* Stated exercise *
Produce the listing below again, exactly as shown.

---- Dataset content

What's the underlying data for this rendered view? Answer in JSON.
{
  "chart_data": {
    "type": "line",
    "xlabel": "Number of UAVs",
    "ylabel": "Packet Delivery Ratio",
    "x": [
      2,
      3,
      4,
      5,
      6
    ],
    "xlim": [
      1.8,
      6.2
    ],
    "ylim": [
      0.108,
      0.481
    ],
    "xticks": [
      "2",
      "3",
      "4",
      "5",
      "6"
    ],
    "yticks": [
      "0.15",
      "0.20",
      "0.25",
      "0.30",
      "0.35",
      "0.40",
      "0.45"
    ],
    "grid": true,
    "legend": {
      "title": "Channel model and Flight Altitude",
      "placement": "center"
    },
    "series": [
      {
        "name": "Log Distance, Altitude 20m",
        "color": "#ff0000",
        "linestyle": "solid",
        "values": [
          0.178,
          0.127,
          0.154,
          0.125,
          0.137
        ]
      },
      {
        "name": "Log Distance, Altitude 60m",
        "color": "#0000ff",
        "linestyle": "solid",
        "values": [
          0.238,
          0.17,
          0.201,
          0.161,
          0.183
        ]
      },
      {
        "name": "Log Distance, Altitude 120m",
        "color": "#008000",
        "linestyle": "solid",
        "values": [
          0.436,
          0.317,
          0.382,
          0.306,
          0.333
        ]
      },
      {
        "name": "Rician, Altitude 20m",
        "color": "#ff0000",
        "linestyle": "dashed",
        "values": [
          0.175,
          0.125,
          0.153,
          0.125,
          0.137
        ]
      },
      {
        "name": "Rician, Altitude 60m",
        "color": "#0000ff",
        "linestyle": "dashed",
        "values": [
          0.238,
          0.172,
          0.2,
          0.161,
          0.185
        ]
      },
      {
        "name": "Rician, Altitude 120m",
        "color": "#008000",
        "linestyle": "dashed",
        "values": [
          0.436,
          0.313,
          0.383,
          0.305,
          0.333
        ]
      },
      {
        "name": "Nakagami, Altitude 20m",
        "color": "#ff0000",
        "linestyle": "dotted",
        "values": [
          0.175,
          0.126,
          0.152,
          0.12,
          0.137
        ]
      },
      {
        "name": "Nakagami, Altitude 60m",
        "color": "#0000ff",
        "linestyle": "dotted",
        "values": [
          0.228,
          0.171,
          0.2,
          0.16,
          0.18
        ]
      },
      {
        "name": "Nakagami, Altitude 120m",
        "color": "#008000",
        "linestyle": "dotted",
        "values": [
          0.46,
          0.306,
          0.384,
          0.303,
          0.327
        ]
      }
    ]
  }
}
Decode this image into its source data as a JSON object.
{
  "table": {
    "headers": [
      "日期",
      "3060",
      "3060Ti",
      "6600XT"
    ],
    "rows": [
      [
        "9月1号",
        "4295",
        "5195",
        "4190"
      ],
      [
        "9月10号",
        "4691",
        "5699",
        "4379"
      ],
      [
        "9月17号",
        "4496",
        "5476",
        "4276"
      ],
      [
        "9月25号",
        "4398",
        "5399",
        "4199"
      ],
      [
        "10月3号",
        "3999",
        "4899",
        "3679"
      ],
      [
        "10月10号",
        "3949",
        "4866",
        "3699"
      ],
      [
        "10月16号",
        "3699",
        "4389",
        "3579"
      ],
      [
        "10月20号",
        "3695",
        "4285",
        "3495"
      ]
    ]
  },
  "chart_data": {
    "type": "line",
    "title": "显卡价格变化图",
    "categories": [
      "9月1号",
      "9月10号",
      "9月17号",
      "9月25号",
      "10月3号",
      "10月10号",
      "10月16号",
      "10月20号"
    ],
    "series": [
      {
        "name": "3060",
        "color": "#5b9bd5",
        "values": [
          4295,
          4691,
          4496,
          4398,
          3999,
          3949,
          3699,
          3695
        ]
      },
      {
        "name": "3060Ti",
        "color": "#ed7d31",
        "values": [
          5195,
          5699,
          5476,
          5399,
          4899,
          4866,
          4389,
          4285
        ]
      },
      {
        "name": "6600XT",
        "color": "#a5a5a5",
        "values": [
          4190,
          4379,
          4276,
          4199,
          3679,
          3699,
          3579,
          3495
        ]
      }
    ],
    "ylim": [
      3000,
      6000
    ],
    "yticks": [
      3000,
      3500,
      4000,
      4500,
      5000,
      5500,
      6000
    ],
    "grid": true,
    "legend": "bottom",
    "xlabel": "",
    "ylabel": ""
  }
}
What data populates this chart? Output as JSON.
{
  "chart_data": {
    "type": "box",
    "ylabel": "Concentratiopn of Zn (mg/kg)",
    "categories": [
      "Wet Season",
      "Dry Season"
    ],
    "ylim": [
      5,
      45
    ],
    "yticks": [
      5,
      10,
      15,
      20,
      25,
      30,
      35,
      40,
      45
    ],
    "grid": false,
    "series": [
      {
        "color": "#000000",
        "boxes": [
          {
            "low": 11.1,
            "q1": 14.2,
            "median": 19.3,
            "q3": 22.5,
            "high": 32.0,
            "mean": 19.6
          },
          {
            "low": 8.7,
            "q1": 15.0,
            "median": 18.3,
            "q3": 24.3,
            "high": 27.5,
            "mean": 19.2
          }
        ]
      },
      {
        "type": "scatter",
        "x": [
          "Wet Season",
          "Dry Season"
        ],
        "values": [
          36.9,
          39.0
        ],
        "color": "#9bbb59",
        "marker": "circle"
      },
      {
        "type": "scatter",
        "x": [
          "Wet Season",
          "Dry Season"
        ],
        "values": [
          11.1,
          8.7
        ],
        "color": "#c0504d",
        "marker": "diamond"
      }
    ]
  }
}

--------

* Task answer *
What's the underlying data for this rendered view? Answer in JSON.
{
  "chart_data": {
    "type": "line",
    "xlabel": "Number of UAVs",
    "ylabel": "Packet Delivery Ratio",
    "x": [
      2,
      3,
      4,
      5,
      6
    ],
    "xlim": [
      1.8,
      6.2
    ],
    "ylim": [
      0.108,
      0.481
    ],
    "xticks": [
      "2",
      "3",
      "4",
      "5",
      "6"
    ],
    "yticks": [
      "0.15",
      "0.20",
      "0.25",
      "0.30",
      "0.35",
      "0.40",
      "0.45"
    ],
    "grid": true,
    "legend": {
      "title": "Channel model and Flight Altitude",
      "placement": "center"
    },
    "series": [
      {
        "name": "Log Distance, Altitude 20m",
        "color": "#ff0000",
        "linestyle": "solid",
        "values": [
          0.178,
          0.127,
          0.154,
          0.125,
          0.137
        ]
      },
      {
        "name": "Log Distance, Altitude 60m",
        "color": "#0000ff",
        "linestyle": "solid",
        "values": [
          0.238,
          0.17,
          0.201,
          0.161,
          0.183
        ]
      },
      {
        "name": "Log Distance, Altitude 120m",
        "color": "#008000",
        "linestyle": "solid",
        "values": [
          0.436,
          0.317,
          0.382,
          0.306,
          0.333
        ]
      },
      {
        "name": "Rician, Altitude 20m",
        "color": "#ff0000",
        "linestyle": "dashed",
        "values": [
          0.175,
          0.125,
          0.153,
          0.125,
          0.137
        ]
      },
      {
        "name": "Rician, Altitude 60m",
        "color": "#0000ff",
        "linestyle": "dashed",
        "values": [
          0.238,
          0.172,
          0.2,
          0.161,
          0.185
        ]
      },
      {
        "name": "Rician, Altitude 120m",
        "color": "#008000",
        "linestyle": "dashed",
        "values": [
          0.436,
          0.313,
          0.383,
          0.305,
          0.333
        ]
      },
      {
        "name": "Nakagami, Altitude 20m",
        "color": "#ff0000",
        "linestyle": "dotted",
        "values": [
          0.175,
          0.126,
          0.152,
          0.12,
          0.137
        ]
      },
      {
        "name": "Nakagami, Altitude 60m",
        "color": "#0000ff",
        "linestyle": "dotted",
        "values": [
          0.228,
          0.171,
          0.2,
          0.16,
          0.18
        ]
      },
      {
        "name": "Nakagami, Altitude 120m",
        "color": "#008000",
        "linestyle": "dotted",
        "values": [
          0.46,
          0.306,
          0.384,
          0.303,
          0.327
        ]
      }
    ]
  }
}
Decode this image into its source data as a JSON object.
{
  "table": {
    "headers": [
      "日期",
      "3060",
      "3060Ti",
      "6600XT"
    ],
    "rows": [
      [
        "9月1号",
        "4295",
        "5195",
        "4190"
      ],
      [
        "9月10号",
        "4691",
        "5699",
        "4379"
      ],
      [
        "9月17号",
        "4496",
        "5476",
        "4276"
      ],
      [
        "9月25号",
        "4398",
        "5399",
        "4199"
      ],
      [
        "10月3号",
        "3999",
        "4899",
        "3679"
      ],
      [
        "10月10号",
        "3949",
        "4866",
        "3699"
      ],
      [
        "10月16号",
        "3699",
        "4389",
        "3579"
      ],
      [
        "10月20号",
        "3695",
        "4285",
        "3495"
      ]
    ]
  },
  "chart_data": {
    "type": "line",
    "title": "显卡价格变化图",
    "categories": [
      "9月1号",
      "9月10号",
      "9月17号",
      "9月25号",
      "10月3号",
      "10月10号",
      "10月16号",
      "10月20号"
    ],
    "series": [
      {
        "name": "3060",
        "color": "#5b9bd5",
        "values": [
          4295,
          4691,
          4496,
          4398,
          3999,
          3949,
          3699,
          3695
        ]
      },
      {
        "name": "3060Ti",
        "color": "#ed7d31",
        "values": [
          5195,
          5699,
          5476,
          5399,
          4899,
          4866,
          4389,
          4285
        ]
      },
      {
        "name": "6600XT",
        "color": "#a5a5a5",
        "values": [
          4190,
          4379,
          4276,
          4199,
          3679,
          3699,
          3579,
          3495
        ]
      }
    ],
    "ylim": [
      3000,
      6000
    ],
    "yticks": [
      3000,
      3500,
      4000,
      4500,
      5000,
      5500,
      6000
    ],
    "grid": true,
    "legend": "bottom",
    "xlabel": "",
    "ylabel": ""
  }
}
What data populates this chart? Output as JSON.
{
  "chart_data": {
    "type": "box",
    "ylabel": "Concentratiopn of Zn (mg/kg)",
    "categories": [
      "Wet Season",
      "Dry Season"
    ],
    "ylim": [
      5,
      45
    ],
    "yticks": [
      5,
      10,
      15,
      20,
      25,
      30,
      35,
      40,
      45
    ],
    "grid": false,
    "series": [
      {
        "color": "#000000",
        "boxes": [
          {
            "low": 11.1,
            "q1": 14.2,
            "median": 19.3,
            "q3": 22.5,
            "high": 32.0,
            "mean": 19.6
          },
          {
            "low": 8.7,
            "q1": 15.0,
            "median": 18.3,
            "q3": 24.3,
            "high": 27.5,
            "mean": 19.2
          }
        ]
      },
      {
        "type": "scatter",
        "x": [
          "Wet Season",
          "Dry Season"
        ],
        "values": [
          36.9,
          39.0
        ],
        "color": "#9bbb59",
        "marker": "circle"
      },
      {
        "type": "scatter",
        "x": [
          "Wet Season",
          "Dry Season"
        ],
        "values": [
          11.1,
          8.7
        ],
        "color": "#c0504d",
        "marker": "diamond"
      }
    ]
  }
}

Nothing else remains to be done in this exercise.